EXERCISE DATA -

···

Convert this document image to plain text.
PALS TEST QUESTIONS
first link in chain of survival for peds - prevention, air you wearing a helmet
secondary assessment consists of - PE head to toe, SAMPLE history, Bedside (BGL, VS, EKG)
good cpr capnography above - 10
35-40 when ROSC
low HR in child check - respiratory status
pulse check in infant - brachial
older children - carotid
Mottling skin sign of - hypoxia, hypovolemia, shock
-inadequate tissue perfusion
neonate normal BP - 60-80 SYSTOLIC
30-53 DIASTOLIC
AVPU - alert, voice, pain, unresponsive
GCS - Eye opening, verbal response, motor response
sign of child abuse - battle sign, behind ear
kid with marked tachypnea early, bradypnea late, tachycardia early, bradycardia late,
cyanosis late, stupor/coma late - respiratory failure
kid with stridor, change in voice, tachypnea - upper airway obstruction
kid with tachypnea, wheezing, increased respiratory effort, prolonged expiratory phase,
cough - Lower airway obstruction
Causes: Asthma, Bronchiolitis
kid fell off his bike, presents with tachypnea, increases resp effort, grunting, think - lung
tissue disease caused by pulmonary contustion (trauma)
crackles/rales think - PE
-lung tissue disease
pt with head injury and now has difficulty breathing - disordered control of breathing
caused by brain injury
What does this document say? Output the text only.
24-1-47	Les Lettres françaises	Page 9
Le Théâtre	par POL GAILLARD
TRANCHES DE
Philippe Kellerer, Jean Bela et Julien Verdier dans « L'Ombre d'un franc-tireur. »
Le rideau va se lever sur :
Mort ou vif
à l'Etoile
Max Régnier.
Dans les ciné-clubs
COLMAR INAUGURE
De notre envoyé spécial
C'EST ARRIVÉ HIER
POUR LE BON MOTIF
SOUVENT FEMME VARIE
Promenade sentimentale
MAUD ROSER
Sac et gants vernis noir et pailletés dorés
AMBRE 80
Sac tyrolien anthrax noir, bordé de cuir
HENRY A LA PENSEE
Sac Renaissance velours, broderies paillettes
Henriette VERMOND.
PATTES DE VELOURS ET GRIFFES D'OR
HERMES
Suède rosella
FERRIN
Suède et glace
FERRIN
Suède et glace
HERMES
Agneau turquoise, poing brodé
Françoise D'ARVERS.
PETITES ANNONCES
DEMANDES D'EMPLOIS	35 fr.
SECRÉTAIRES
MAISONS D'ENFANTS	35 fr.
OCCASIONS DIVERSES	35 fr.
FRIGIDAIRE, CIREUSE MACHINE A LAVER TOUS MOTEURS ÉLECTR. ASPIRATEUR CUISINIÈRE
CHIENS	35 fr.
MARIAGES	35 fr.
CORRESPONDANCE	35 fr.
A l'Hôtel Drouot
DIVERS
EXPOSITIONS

···

All of the entries above must be quoted exactly.

Convert this document image to plain text.
PALS TEST QUESTIONS
first link in chain of survival for peds - prevention, air you wearing a helmet
secondary assessment consists of - PE head to toe, SAMPLE history, Bedside (BGL, VS, EKG)
good cpr capnography above - 10
35-40 when ROSC
low HR in child check - respiratory status
pulse check in infant - brachial
older children - carotid
Mottling skin sign of - hypoxia, hypovolemia, shock
-inadequate tissue perfusion
neonate normal BP - 60-80 SYSTOLIC
30-53 DIASTOLIC
AVPU - alert, voice, pain, unresponsive
GCS - Eye opening, verbal response, motor response
sign of child abuse - battle sign, behind ear
kid with marked tachypnea early, bradypnea late, tachycardia early, bradycardia late,
cyanosis late, stupor/coma late - respiratory failure
kid with stridor, change in voice, tachypnea - upper airway obstruction
kid with tachypnea, wheezing, increased respiratory effort, prolonged expiratory phase,
cough - Lower airway obstruction
Causes: Asthma, Bronchiolitis
kid fell off his bike, presents with tachypnea, increases resp effort, grunting, think - lung
tissue disease caused by pulmonary contustion (trauma)
crackles/rales think - PE
-lung tissue disease
pt with head injury and now has difficulty breathing - disordered control of breathing
caused by brain injury
What does this document say? Output the text only.
24-1-47	Les Lettres françaises	Page 9
Le Théâtre	par POL GAILLARD
TRANCHES DE
Philippe Kellerer, Jean Bela et Julien Verdier dans « L'Ombre d'un franc-tireur. »
Le rideau va se lever sur :
Mort ou vif
à l'Etoile
Max Régnier.
Dans les ciné-clubs
COLMAR INAUGURE
De notre envoyé spécial
C'EST ARRIVÉ HIER
POUR LE BON MOTIF
SOUVENT FEMME VARIE
Promenade sentimentale
MAUD ROSER
Sac et gants vernis noir et pailletés dorés
AMBRE 80
Sac tyrolien anthrax noir, bordé de cuir
HENRY A LA PENSEE
Sac Renaissance velours, broderies paillettes
Henriette VERMOND.
PATTES DE VELOURS ET GRIFFES D'OR
HERMES
Suède rosella
FERRIN
Suède et glace
FERRIN
Suède et glace
HERMES
Agneau turquoise, poing brodé
Françoise D'ARVERS.
PETITES ANNONCES
DEMANDES D'EMPLOIS	35 fr.
SECRÉTAIRES
MAISONS D'ENFANTS	35 fr.
OCCASIONS DIVERSES	35 fr.
FRIGIDAIRE, CIREUSE MACHINE A LAVER TOUS MOTEURS ÉLECTR. ASPIRATEUR CUISINIÈRE
CHIENS	35 fr.
MARIAGES	35 fr.
CORRESPONDANCE	35 fr.
A l'Hôtel Drouot
DIVERS
EXPOSITIONS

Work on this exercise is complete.